** START **

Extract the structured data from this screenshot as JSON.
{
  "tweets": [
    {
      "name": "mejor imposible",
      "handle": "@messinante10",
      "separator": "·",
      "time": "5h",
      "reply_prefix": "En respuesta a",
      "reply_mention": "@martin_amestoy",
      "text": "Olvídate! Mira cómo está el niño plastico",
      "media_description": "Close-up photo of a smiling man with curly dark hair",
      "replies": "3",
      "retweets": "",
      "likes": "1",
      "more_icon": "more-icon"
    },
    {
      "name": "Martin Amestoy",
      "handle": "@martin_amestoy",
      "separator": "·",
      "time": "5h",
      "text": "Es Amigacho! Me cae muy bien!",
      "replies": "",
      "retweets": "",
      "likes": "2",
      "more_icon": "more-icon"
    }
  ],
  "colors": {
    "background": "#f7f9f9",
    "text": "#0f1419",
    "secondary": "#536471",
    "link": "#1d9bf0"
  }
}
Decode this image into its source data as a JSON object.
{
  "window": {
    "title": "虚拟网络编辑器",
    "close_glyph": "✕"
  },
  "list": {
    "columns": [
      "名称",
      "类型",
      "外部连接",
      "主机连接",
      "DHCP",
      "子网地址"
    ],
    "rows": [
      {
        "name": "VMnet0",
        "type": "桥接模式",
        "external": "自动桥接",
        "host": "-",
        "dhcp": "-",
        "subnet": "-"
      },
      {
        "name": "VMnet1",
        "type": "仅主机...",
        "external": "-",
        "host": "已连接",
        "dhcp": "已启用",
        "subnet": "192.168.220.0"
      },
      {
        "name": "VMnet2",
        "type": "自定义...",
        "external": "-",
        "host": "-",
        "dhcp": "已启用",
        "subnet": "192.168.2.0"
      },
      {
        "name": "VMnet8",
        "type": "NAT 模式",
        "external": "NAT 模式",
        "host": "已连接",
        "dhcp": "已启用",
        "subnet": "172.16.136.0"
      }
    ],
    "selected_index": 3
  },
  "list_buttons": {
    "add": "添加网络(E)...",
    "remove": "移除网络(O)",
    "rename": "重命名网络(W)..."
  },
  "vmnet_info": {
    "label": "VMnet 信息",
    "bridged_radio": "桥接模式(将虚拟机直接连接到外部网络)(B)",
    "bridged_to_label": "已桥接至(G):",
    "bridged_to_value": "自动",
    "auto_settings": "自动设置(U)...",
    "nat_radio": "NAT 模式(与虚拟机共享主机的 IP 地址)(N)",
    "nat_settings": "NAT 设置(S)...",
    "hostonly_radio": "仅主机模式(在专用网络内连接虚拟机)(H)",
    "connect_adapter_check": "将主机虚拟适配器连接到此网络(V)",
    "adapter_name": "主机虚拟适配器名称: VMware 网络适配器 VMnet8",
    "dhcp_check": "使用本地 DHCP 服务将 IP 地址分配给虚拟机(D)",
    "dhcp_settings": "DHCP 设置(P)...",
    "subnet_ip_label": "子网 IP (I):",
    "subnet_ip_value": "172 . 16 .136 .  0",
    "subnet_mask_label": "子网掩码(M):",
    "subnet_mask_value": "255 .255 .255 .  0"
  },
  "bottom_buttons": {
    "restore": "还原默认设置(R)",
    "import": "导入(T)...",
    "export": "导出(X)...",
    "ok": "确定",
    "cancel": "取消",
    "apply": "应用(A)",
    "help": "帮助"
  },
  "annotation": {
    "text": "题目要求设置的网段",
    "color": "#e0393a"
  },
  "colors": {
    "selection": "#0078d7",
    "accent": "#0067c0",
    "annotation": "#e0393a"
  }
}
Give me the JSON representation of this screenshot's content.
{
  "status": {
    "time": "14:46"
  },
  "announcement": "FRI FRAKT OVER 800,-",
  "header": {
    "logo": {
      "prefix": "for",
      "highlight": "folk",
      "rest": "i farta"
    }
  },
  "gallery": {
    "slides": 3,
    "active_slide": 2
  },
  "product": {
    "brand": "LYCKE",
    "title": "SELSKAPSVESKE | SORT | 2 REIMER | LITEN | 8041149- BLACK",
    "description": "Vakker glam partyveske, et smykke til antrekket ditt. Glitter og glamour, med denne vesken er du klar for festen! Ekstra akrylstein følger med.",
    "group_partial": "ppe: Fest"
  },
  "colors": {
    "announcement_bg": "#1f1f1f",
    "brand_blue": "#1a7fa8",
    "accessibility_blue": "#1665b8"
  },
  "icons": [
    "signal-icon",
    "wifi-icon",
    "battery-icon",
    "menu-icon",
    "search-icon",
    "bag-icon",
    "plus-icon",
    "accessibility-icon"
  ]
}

** END **

» Objective
Every line of the records that includes the word "JSON" should be gathered.

» Exercise result
Extract the structured data from this screenshot as JSON.
Decode this image into its source data as a JSON object.
Give me the JSON representation of this screenshot's content.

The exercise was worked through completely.